Work to do ▸ Return all lines in the material below that contain "JSON".

Provided data ▸
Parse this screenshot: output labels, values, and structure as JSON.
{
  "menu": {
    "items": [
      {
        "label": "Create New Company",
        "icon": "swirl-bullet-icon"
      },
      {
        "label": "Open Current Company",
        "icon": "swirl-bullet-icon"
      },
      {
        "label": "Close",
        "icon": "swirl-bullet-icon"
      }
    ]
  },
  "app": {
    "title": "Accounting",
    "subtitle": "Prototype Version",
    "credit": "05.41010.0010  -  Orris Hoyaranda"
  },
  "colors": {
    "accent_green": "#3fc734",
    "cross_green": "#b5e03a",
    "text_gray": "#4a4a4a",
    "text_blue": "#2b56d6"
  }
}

* * *

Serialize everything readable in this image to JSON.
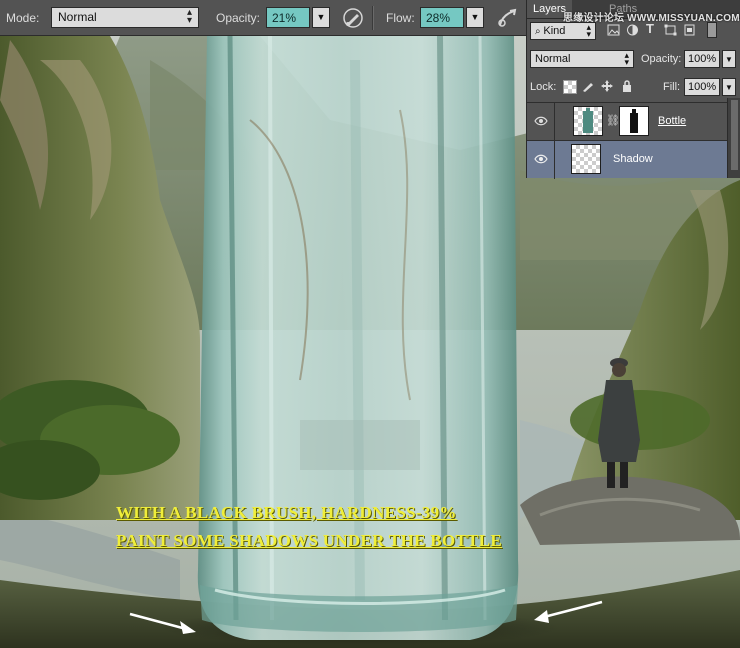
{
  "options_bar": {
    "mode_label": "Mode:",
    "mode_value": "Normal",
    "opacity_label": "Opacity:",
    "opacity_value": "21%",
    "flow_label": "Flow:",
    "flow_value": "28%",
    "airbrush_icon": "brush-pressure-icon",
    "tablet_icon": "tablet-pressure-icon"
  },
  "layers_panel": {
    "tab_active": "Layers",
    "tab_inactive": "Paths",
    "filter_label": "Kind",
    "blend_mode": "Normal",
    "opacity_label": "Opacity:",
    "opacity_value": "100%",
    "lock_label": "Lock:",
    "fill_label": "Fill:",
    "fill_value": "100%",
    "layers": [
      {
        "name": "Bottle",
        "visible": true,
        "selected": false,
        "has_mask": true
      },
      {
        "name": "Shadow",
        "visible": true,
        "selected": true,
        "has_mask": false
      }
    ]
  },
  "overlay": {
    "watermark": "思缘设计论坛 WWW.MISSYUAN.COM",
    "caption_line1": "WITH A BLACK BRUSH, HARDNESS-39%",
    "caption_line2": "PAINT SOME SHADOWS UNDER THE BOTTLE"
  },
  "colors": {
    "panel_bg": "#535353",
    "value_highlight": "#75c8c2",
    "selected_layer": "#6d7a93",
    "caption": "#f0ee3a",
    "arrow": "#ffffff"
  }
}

Final answer ▸
Parse this screenshot: output labels, values, and structure as JSON.
Serialize everything readable in this image to JSON.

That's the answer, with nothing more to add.